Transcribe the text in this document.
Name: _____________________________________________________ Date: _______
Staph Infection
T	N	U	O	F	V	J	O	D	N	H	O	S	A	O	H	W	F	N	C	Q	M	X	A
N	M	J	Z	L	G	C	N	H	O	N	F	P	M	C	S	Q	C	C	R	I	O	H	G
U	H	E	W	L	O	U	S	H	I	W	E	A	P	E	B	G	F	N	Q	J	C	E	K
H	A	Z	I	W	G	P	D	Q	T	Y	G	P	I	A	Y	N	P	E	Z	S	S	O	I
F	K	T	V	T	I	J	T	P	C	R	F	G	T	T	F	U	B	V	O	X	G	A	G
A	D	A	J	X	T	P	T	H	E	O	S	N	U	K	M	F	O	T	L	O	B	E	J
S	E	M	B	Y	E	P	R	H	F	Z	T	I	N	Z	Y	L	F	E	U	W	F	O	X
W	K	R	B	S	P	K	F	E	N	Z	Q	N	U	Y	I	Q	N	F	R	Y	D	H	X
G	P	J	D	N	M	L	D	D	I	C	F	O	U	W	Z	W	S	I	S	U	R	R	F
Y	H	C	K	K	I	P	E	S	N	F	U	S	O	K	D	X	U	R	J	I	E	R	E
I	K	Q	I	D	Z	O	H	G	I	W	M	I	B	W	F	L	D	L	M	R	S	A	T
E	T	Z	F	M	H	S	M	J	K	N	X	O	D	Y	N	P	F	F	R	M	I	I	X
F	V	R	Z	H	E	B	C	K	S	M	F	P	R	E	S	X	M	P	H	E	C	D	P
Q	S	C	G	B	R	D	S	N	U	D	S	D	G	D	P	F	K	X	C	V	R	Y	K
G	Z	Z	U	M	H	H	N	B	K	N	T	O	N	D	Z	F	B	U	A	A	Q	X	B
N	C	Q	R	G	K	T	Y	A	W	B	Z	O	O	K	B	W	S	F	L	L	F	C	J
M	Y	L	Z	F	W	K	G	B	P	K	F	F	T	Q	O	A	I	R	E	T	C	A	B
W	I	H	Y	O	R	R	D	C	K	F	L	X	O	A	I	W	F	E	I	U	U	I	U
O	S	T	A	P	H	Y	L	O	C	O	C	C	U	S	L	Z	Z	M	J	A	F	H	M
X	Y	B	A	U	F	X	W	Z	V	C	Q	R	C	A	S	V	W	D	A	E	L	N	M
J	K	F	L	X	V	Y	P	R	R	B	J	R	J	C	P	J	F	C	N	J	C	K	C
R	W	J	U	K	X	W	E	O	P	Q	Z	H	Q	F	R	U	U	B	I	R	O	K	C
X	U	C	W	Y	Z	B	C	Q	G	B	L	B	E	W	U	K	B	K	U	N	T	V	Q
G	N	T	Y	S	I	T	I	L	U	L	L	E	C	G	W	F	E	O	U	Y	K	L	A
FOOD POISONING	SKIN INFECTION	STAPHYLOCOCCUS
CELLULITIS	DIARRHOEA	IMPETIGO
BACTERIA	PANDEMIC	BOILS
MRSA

▬▬▬▬▬▬

> _WORK REQUIRED_: Could you please repeat the data exactly as given?

> _TASK ANSWER_:
Transcribe the text in this document.
Name: _____________________________________________________ Date: _______
Staph Infection
T	N	U	O	F	V	J	O	D	N	H	O	S	A	O	H	W	F	N	C	Q	M	X	A
N	M	J	Z	L	G	C	N	H	O	N	F	P	M	C	S	Q	C	C	R	I	O	H	G
U	H	E	W	L	O	U	S	H	I	W	E	A	P	E	B	G	F	N	Q	J	C	E	K
H	A	Z	I	W	G	P	D	Q	T	Y	G	P	I	A	Y	N	P	E	Z	S	S	O	I
F	K	T	V	T	I	J	T	P	C	R	F	G	T	T	F	U	B	V	O	X	G	A	G
A	D	A	J	X	T	P	T	H	E	O	S	N	U	K	M	F	O	T	L	O	B	E	J
S	E	M	B	Y	E	P	R	H	F	Z	T	I	N	Z	Y	L	F	E	U	W	F	O	X
W	K	R	B	S	P	K	F	E	N	Z	Q	N	U	Y	I	Q	N	F	R	Y	D	H	X
G	P	J	D	N	M	L	D	D	I	C	F	O	U	W	Z	W	S	I	S	U	R	R	F
Y	H	C	K	K	I	P	E	S	N	F	U	S	O	K	D	X	U	R	J	I	E	R	E
I	K	Q	I	D	Z	O	H	G	I	W	M	I	B	W	F	L	D	L	M	R	S	A	T
E	T	Z	F	M	H	S	M	J	K	N	X	O	D	Y	N	P	F	F	R	M	I	I	X
F	V	R	Z	H	E	B	C	K	S	M	F	P	R	E	S	X	M	P	H	E	C	D	P
Q	S	C	G	B	R	D	S	N	U	D	S	D	G	D	P	F	K	X	C	V	R	Y	K
G	Z	Z	U	M	H	H	N	B	K	N	T	O	N	D	Z	F	B	U	A	A	Q	X	B
N	C	Q	R	G	K	T	Y	A	W	B	Z	O	O	K	B	W	S	F	L	L	F	C	J
M	Y	L	Z	F	W	K	G	B	P	K	F	F	T	Q	O	A	I	R	E	T	C	A	B
W	I	H	Y	O	R	R	D	C	K	F	L	X	O	A	I	W	F	E	I	U	U	I	U
O	S	T	A	P	H	Y	L	O	C	O	C	C	U	S	L	Z	Z	M	J	A	F	H	M
X	Y	B	A	U	F	X	W	Z	V	C	Q	R	C	A	S	V	W	D	A	E	L	N	M
J	K	F	L	X	V	Y	P	R	R	B	J	R	J	C	P	J	F	C	N	J	C	K	C
R	W	J	U	K	X	W	E	O	P	Q	Z	H	Q	F	R	U	U	B	I	R	O	K	C
X	U	C	W	Y	Z	B	C	Q	G	B	L	B	E	W	U	K	B	K	U	N	T	V	Q
G	N	T	Y	S	I	T	I	L	U	L	L	E	C	G	W	F	E	O	U	Y	K	L	A
FOOD POISONING	SKIN INFECTION	STAPHYLOCOCCUS
CELLULITIS	DIARRHOEA	IMPETIGO
BACTERIA	PANDEMIC	BOILS
MRSA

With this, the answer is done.